>> Start

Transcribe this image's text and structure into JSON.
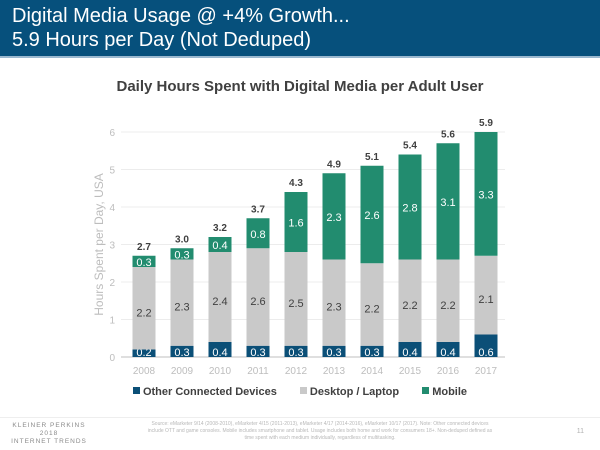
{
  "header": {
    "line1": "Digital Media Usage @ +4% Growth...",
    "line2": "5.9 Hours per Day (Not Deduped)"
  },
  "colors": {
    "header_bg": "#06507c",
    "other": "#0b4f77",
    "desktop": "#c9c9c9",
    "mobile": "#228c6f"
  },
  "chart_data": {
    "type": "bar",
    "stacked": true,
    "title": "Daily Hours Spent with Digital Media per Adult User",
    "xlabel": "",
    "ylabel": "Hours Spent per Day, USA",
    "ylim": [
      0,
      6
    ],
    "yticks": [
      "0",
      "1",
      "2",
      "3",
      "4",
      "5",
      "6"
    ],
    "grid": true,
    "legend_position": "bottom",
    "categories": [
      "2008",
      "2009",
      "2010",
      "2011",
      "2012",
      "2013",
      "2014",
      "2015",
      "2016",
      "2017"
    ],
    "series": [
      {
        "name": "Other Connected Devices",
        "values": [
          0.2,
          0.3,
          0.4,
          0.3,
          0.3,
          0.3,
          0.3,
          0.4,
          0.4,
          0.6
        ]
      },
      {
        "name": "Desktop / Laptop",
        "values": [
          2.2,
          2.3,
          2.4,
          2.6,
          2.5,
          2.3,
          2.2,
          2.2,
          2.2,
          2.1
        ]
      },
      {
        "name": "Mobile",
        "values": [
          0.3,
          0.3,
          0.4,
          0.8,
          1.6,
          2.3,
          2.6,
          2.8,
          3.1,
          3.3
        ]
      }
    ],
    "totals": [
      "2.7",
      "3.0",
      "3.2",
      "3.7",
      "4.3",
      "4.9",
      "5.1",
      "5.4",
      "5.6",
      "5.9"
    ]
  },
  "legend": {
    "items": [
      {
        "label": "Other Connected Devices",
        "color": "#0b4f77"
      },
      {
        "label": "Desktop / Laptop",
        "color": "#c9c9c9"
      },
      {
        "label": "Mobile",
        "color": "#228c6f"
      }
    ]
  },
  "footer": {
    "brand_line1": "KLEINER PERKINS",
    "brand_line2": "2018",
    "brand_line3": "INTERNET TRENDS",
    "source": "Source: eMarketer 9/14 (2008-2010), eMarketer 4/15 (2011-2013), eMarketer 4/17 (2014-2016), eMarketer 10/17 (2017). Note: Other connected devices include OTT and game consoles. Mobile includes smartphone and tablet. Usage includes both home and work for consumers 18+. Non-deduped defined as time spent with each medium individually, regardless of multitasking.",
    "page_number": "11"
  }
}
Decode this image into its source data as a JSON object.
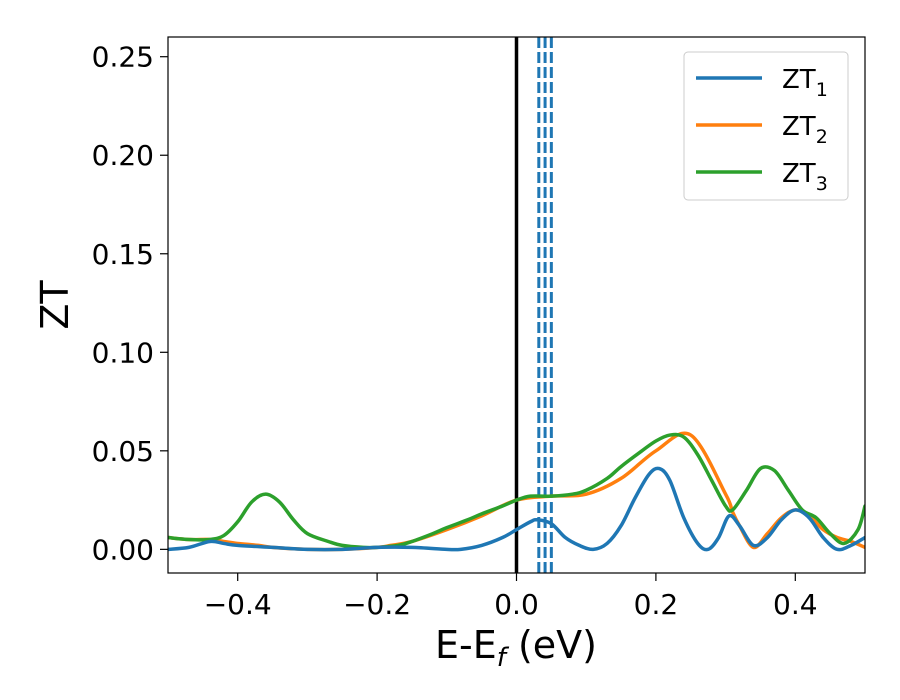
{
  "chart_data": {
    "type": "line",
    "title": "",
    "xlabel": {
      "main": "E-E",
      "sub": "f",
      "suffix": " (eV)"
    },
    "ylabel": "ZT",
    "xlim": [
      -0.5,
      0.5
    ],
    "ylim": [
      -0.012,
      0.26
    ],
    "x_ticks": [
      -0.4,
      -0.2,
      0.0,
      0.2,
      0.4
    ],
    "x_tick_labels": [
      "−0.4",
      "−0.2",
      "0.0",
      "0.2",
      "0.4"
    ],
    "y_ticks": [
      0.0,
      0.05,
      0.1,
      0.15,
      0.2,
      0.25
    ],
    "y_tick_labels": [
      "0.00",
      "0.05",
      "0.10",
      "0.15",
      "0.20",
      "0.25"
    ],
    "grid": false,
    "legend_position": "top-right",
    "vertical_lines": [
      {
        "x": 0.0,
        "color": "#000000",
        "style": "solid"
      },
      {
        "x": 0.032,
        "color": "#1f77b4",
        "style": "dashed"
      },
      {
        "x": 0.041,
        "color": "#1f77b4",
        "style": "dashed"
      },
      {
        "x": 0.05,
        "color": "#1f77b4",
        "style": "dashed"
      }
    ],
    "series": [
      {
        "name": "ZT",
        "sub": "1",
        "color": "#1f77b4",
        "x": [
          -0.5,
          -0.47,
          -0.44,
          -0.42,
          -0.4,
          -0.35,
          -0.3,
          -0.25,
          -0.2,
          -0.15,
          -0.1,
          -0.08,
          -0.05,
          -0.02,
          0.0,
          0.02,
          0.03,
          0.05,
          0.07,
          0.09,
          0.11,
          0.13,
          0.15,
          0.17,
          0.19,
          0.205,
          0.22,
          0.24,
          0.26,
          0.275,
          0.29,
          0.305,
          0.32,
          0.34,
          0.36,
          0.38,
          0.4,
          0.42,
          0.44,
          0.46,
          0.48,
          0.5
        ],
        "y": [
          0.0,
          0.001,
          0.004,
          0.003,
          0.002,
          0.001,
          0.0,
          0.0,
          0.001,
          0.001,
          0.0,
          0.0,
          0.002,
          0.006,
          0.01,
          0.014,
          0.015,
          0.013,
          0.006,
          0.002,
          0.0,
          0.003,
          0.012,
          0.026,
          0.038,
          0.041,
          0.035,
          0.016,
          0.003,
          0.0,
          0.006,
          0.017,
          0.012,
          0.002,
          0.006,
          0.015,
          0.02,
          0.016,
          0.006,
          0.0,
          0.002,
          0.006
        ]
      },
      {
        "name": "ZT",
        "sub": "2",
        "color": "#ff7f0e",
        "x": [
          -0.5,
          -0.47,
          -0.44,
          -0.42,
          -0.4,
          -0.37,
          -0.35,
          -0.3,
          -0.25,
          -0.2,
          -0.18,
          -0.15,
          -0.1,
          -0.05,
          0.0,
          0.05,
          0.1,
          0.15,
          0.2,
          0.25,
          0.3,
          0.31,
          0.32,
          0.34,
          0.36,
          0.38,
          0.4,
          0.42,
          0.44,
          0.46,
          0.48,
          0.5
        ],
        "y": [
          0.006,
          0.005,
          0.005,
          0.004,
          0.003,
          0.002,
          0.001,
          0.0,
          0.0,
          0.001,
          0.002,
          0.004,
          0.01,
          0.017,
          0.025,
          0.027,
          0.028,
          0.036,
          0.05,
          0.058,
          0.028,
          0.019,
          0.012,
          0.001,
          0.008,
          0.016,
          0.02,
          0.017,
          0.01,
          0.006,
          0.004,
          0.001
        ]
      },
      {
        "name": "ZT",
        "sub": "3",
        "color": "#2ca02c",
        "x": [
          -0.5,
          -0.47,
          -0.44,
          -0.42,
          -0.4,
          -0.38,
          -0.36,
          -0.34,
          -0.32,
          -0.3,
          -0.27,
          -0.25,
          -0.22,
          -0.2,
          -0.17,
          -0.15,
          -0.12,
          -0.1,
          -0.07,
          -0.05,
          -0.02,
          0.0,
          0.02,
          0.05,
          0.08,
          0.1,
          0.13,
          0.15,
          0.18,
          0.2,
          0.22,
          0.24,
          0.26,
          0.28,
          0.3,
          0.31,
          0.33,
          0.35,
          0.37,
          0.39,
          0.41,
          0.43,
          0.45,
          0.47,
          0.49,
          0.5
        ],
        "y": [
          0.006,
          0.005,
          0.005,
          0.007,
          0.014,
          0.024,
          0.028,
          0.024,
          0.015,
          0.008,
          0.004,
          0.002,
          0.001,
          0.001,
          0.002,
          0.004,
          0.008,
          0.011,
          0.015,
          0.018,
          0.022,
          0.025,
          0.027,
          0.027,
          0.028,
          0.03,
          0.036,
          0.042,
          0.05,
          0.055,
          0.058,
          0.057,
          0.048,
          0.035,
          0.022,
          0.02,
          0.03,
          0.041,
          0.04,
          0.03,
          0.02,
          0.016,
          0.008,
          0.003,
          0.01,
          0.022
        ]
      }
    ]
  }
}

>> End

Output the data exactly. Pictures don't belong in the result.

(TASK RESULT)
Transcribe this image's text and structure into JSON.
{
  "header": {
    "line1": "Digital Media Usage @ +4% Growth...",
    "line2": "5.9 Hours per Day (Not Deduped)"
  },
  "colors": {
    "header_bg": "#06507c",
    "other": "#0b4f77",
    "desktop": "#c9c9c9",
    "mobile": "#228c6f"
  },
  "chart_data": {
    "type": "bar",
    "stacked": true,
    "title": "Daily Hours Spent with Digital Media per Adult User",
    "xlabel": "",
    "ylabel": "Hours Spent per Day, USA",
    "ylim": [
      0,
      6
    ],
    "yticks": [
      "0",
      "1",
      "2",
      "3",
      "4",
      "5",
      "6"
    ],
    "grid": true,
    "legend_position": "bottom",
    "categories": [
      "2008",
      "2009",
      "2010",
      "2011",
      "2012",
      "2013",
      "2014",
      "2015",
      "2016",
      "2017"
    ],
    "series": [
      {
        "name": "Other Connected Devices",
        "values": [
          0.2,
          0.3,
          0.4,
          0.3,
          0.3,
          0.3,
          0.3,
          0.4,
          0.4,
          0.6
        ]
      },
      {
        "name": "Desktop / Laptop",
        "values": [
          2.2,
          2.3,
          2.4,
          2.6,
          2.5,
          2.3,
          2.2,
          2.2,
          2.2,
          2.1
        ]
      },
      {
        "name": "Mobile",
        "values": [
          0.3,
          0.3,
          0.4,
          0.8,
          1.6,
          2.3,
          2.6,
          2.8,
          3.1,
          3.3
        ]
      }
    ],
    "totals": [
      "2.7",
      "3.0",
      "3.2",
      "3.7",
      "4.3",
      "4.9",
      "5.1",
      "5.4",
      "5.6",
      "5.9"
    ]
  },
  "legend": {
    "items": [
      {
        "label": "Other Connected Devices",
        "color": "#0b4f77"
      },
      {
        "label": "Desktop / Laptop",
        "color": "#c9c9c9"
      },
      {
        "label": "Mobile",
        "color": "#228c6f"
      }
    ]
  },
  "footer": {
    "brand_line1": "KLEINER PERKINS",
    "brand_line2": "2018",
    "brand_line3": "INTERNET TRENDS",
    "source": "Source: eMarketer 9/14 (2008-2010), eMarketer 4/15 (2011-2013), eMarketer 4/17 (2014-2016), eMarketer 10/17 (2017). Note: Other connected devices include OTT and game consoles. Mobile includes smartphone and tablet. Usage includes both home and work for consumers 18+. Non-deduped defined as time spent with each medium individually, regardless of multitasking.",
    "page_number": "11"
  }
}
Decode this image into its source data as a JSON object.
{
  "chart_data": {
    "type": "line",
    "title": "",
    "xlabel": {
      "main": "E-E",
      "sub": "f",
      "suffix": " (eV)"
    },
    "ylabel": "ZT",
    "xlim": [
      -0.5,
      0.5
    ],
    "ylim": [
      -0.012,
      0.26
    ],
    "x_ticks": [
      -0.4,
      -0.2,
      0.0,
      0.2,
      0.4
    ],
    "x_tick_labels": [
      "−0.4",
      "−0.2",
      "0.0",
      "0.2",
      "0.4"
    ],
    "y_ticks": [
      0.0,
      0.05,
      0.1,
      0.15,
      0.2,
      0.25
    ],
    "y_tick_labels": [
      "0.00",
      "0.05",
      "0.10",
      "0.15",
      "0.20",
      "0.25"
    ],
    "grid": false,
    "legend_position": "top-right",
    "vertical_lines": [
      {
        "x": 0.0,
        "color": "#000000",
        "style": "solid"
      },
      {
        "x": 0.032,
        "color": "#1f77b4",
        "style": "dashed"
      },
      {
        "x": 0.041,
        "color": "#1f77b4",
        "style": "dashed"
      },
      {
        "x": 0.05,
        "color": "#1f77b4",
        "style": "dashed"
      }
    ],
    "series": [
      {
        "name": "ZT",
        "sub": "1",
        "color": "#1f77b4",
        "x": [
          -0.5,
          -0.47,
          -0.44,
          -0.42,
          -0.4,
          -0.35,
          -0.3,
          -0.25,
          -0.2,
          -0.15,
          -0.1,
          -0.08,
          -0.05,
          -0.02,
          0.0,
          0.02,
          0.03,
          0.05,
          0.07,
          0.09,
          0.11,
          0.13,
          0.15,
          0.17,
          0.19,
          0.205,
          0.22,
          0.24,
          0.26,
          0.275,
          0.29,
          0.305,
          0.32,
          0.34,
          0.36,
          0.38,
          0.4,
          0.42,
          0.44,
          0.46,
          0.48,
          0.5
        ],
        "y": [
          0.0,
          0.001,
          0.004,
          0.003,
          0.002,
          0.001,
          0.0,
          0.0,
          0.001,
          0.001,
          0.0,
          0.0,
          0.002,
          0.006,
          0.01,
          0.014,
          0.015,
          0.013,
          0.006,
          0.002,
          0.0,
          0.003,
          0.012,
          0.026,
          0.038,
          0.041,
          0.035,
          0.016,
          0.003,
          0.0,
          0.006,
          0.017,
          0.012,
          0.002,
          0.006,
          0.015,
          0.02,
          0.016,
          0.006,
          0.0,
          0.002,
          0.006
        ]
      },
      {
        "name": "ZT",
        "sub": "2",
        "color": "#ff7f0e",
        "x": [
          -0.5,
          -0.47,
          -0.44,
          -0.42,
          -0.4,
          -0.37,
          -0.35,
          -0.3,
          -0.25,
          -0.2,
          -0.18,
          -0.15,
          -0.1,
          -0.05,
          0.0,
          0.05,
          0.1,
          0.15,
          0.2,
          0.25,
          0.3,
          0.31,
          0.32,
          0.34,
          0.36,
          0.38,
          0.4,
          0.42,
          0.44,
          0.46,
          0.48,
          0.5
        ],
        "y": [
          0.006,
          0.005,
          0.005,
          0.004,
          0.003,
          0.002,
          0.001,
          0.0,
          0.0,
          0.001,
          0.002,
          0.004,
          0.01,
          0.017,
          0.025,
          0.027,
          0.028,
          0.036,
          0.05,
          0.058,
          0.028,
          0.019,
          0.012,
          0.001,
          0.008,
          0.016,
          0.02,
          0.017,
          0.01,
          0.006,
          0.004,
          0.001
        ]
      },
      {
        "name": "ZT",
        "sub": "3",
        "color": "#2ca02c",
        "x": [
          -0.5,
          -0.47,
          -0.44,
          -0.42,
          -0.4,
          -0.38,
          -0.36,
          -0.34,
          -0.32,
          -0.3,
          -0.27,
          -0.25,
          -0.22,
          -0.2,
          -0.17,
          -0.15,
          -0.12,
          -0.1,
          -0.07,
          -0.05,
          -0.02,
          0.0,
          0.02,
          0.05,
          0.08,
          0.1,
          0.13,
          0.15,
          0.18,
          0.2,
          0.22,
          0.24,
          0.26,
          0.28,
          0.3,
          0.31,
          0.33,
          0.35,
          0.37,
          0.39,
          0.41,
          0.43,
          0.45,
          0.47,
          0.49,
          0.5
        ],
        "y": [
          0.006,
          0.005,
          0.005,
          0.007,
          0.014,
          0.024,
          0.028,
          0.024,
          0.015,
          0.008,
          0.004,
          0.002,
          0.001,
          0.001,
          0.002,
          0.004,
          0.008,
          0.011,
          0.015,
          0.018,
          0.022,
          0.025,
          0.027,
          0.027,
          0.028,
          0.03,
          0.036,
          0.042,
          0.05,
          0.055,
          0.058,
          0.057,
          0.048,
          0.035,
          0.022,
          0.02,
          0.03,
          0.041,
          0.04,
          0.03,
          0.02,
          0.016,
          0.008,
          0.003,
          0.01,
          0.022
        ]
      }
    ]
  }
}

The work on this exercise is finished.